→ **Task directions**
Copy the entries that follow, exactly and completely.

Records contained in a dataset
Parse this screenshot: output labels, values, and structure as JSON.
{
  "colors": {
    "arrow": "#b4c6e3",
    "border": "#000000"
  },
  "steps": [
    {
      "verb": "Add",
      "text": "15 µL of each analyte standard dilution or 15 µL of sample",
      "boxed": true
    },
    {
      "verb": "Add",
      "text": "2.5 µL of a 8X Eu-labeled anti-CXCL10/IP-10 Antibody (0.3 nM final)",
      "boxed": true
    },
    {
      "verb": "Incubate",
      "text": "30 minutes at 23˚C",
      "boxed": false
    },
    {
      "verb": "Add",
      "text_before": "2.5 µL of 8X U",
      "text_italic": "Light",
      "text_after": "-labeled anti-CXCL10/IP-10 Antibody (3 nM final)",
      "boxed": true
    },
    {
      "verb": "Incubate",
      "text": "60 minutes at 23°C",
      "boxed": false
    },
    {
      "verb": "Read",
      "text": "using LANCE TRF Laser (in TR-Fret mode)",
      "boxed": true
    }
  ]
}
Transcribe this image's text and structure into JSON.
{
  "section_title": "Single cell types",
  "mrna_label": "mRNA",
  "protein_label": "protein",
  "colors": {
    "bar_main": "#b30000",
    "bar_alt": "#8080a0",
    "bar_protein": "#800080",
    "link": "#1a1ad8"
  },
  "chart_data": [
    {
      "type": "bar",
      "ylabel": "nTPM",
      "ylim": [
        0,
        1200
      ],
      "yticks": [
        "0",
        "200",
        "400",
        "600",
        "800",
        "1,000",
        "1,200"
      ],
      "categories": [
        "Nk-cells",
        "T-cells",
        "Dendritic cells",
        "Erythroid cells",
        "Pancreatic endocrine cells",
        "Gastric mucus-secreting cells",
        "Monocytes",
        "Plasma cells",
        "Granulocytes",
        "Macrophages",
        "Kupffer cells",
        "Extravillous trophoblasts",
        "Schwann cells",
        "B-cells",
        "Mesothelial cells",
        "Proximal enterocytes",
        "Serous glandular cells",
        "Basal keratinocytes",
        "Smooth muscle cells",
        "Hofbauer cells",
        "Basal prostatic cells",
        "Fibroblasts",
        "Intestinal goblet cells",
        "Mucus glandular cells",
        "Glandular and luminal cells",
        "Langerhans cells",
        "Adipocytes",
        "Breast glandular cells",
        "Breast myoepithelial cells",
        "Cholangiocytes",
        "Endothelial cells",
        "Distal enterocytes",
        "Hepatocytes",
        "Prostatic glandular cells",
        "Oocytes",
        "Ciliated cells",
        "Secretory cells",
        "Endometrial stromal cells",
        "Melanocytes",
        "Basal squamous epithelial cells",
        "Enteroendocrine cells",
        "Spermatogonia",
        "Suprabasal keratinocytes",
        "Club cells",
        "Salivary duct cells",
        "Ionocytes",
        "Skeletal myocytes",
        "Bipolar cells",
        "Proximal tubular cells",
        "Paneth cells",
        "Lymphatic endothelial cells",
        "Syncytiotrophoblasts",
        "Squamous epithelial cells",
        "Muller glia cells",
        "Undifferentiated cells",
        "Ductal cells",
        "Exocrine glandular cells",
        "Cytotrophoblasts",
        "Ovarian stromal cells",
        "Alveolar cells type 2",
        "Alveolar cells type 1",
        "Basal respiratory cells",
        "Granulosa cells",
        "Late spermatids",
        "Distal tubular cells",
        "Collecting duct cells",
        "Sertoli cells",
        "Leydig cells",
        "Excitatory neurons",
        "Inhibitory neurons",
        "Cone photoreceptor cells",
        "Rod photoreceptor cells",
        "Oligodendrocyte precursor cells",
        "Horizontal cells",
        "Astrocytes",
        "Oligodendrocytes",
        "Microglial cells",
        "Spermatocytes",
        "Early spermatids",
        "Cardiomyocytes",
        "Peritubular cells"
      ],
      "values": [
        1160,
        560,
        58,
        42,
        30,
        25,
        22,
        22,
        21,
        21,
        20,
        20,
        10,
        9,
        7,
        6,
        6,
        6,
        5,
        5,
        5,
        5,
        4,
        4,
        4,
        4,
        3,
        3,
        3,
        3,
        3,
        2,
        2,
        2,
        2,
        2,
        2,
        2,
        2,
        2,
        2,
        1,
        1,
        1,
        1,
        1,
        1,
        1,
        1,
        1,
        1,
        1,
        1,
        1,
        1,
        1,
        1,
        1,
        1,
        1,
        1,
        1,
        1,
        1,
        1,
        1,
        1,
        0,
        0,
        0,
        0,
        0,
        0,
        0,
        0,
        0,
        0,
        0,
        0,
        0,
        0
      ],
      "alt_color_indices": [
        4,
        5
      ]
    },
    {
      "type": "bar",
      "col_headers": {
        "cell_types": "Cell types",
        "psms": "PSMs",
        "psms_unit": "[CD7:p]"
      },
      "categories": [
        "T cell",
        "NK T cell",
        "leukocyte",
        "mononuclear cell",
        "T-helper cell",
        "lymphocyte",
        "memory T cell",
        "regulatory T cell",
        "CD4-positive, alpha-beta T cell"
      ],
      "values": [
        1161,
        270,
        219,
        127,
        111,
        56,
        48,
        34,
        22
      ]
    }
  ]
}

→ **Written solution**
Parse this screenshot: output labels, values, and structure as JSON.
{
  "colors": {
    "arrow": "#b4c6e3",
    "border": "#000000"
  },
  "steps": [
    {
      "verb": "Add",
      "text": "15 µL of each analyte standard dilution or 15 µL of sample",
      "boxed": true
    },
    {
      "verb": "Add",
      "text": "2.5 µL of a 8X Eu-labeled anti-CXCL10/IP-10 Antibody (0.3 nM final)",
      "boxed": true
    },
    {
      "verb": "Incubate",
      "text": "30 minutes at 23˚C",
      "boxed": false
    },
    {
      "verb": "Add",
      "text_before": "2.5 µL of 8X U",
      "text_italic": "Light",
      "text_after": "-labeled anti-CXCL10/IP-10 Antibody (3 nM final)",
      "boxed": true
    },
    {
      "verb": "Incubate",
      "text": "60 minutes at 23°C",
      "boxed": false
    },
    {
      "verb": "Read",
      "text": "using LANCE TRF Laser (in TR-Fret mode)",
      "boxed": true
    }
  ]
}
Transcribe this image's text and structure into JSON.
{
  "section_title": "Single cell types",
  "mrna_label": "mRNA",
  "protein_label": "protein",
  "colors": {
    "bar_main": "#b30000",
    "bar_alt": "#8080a0",
    "bar_protein": "#800080",
    "link": "#1a1ad8"
  },
  "chart_data": [
    {
      "type": "bar",
      "ylabel": "nTPM",
      "ylim": [
        0,
        1200
      ],
      "yticks": [
        "0",
        "200",
        "400",
        "600",
        "800",
        "1,000",
        "1,200"
      ],
      "categories": [
        "Nk-cells",
        "T-cells",
        "Dendritic cells",
        "Erythroid cells",
        "Pancreatic endocrine cells",
        "Gastric mucus-secreting cells",
        "Monocytes",
        "Plasma cells",
        "Granulocytes",
        "Macrophages",
        "Kupffer cells",
        "Extravillous trophoblasts",
        "Schwann cells",
        "B-cells",
        "Mesothelial cells",
        "Proximal enterocytes",
        "Serous glandular cells",
        "Basal keratinocytes",
        "Smooth muscle cells",
        "Hofbauer cells",
        "Basal prostatic cells",
        "Fibroblasts",
        "Intestinal goblet cells",
        "Mucus glandular cells",
        "Glandular and luminal cells",
        "Langerhans cells",
        "Adipocytes",
        "Breast glandular cells",
        "Breast myoepithelial cells",
        "Cholangiocytes",
        "Endothelial cells",
        "Distal enterocytes",
        "Hepatocytes",
        "Prostatic glandular cells",
        "Oocytes",
        "Ciliated cells",
        "Secretory cells",
        "Endometrial stromal cells",
        "Melanocytes",
        "Basal squamous epithelial cells",
        "Enteroendocrine cells",
        "Spermatogonia",
        "Suprabasal keratinocytes",
        "Club cells",
        "Salivary duct cells",
        "Ionocytes",
        "Skeletal myocytes",
        "Bipolar cells",
        "Proximal tubular cells",
        "Paneth cells",
        "Lymphatic endothelial cells",
        "Syncytiotrophoblasts",
        "Squamous epithelial cells",
        "Muller glia cells",
        "Undifferentiated cells",
        "Ductal cells",
        "Exocrine glandular cells",
        "Cytotrophoblasts",
        "Ovarian stromal cells",
        "Alveolar cells type 2",
        "Alveolar cells type 1",
        "Basal respiratory cells",
        "Granulosa cells",
        "Late spermatids",
        "Distal tubular cells",
        "Collecting duct cells",
        "Sertoli cells",
        "Leydig cells",
        "Excitatory neurons",
        "Inhibitory neurons",
        "Cone photoreceptor cells",
        "Rod photoreceptor cells",
        "Oligodendrocyte precursor cells",
        "Horizontal cells",
        "Astrocytes",
        "Oligodendrocytes",
        "Microglial cells",
        "Spermatocytes",
        "Early spermatids",
        "Cardiomyocytes",
        "Peritubular cells"
      ],
      "values": [
        1160,
        560,
        58,
        42,
        30,
        25,
        22,
        22,
        21,
        21,
        20,
        20,
        10,
        9,
        7,
        6,
        6,
        6,
        5,
        5,
        5,
        5,
        4,
        4,
        4,
        4,
        3,
        3,
        3,
        3,
        3,
        2,
        2,
        2,
        2,
        2,
        2,
        2,
        2,
        2,
        2,
        1,
        1,
        1,
        1,
        1,
        1,
        1,
        1,
        1,
        1,
        1,
        1,
        1,
        1,
        1,
        1,
        1,
        1,
        1,
        1,
        1,
        1,
        1,
        1,
        1,
        1,
        0,
        0,
        0,
        0,
        0,
        0,
        0,
        0,
        0,
        0,
        0,
        0,
        0,
        0
      ],
      "alt_color_indices": [
        4,
        5
      ]
    },
    {
      "type": "bar",
      "col_headers": {
        "cell_types": "Cell types",
        "psms": "PSMs",
        "psms_unit": "[CD7:p]"
      },
      "categories": [
        "T cell",
        "NK T cell",
        "leukocyte",
        "mononuclear cell",
        "T-helper cell",
        "lymphocyte",
        "memory T cell",
        "regulatory T cell",
        "CD4-positive, alpha-beta T cell"
      ],
      "values": [
        1161,
        270,
        219,
        127,
        111,
        56,
        48,
        34,
        22
      ]
    }
  ]
}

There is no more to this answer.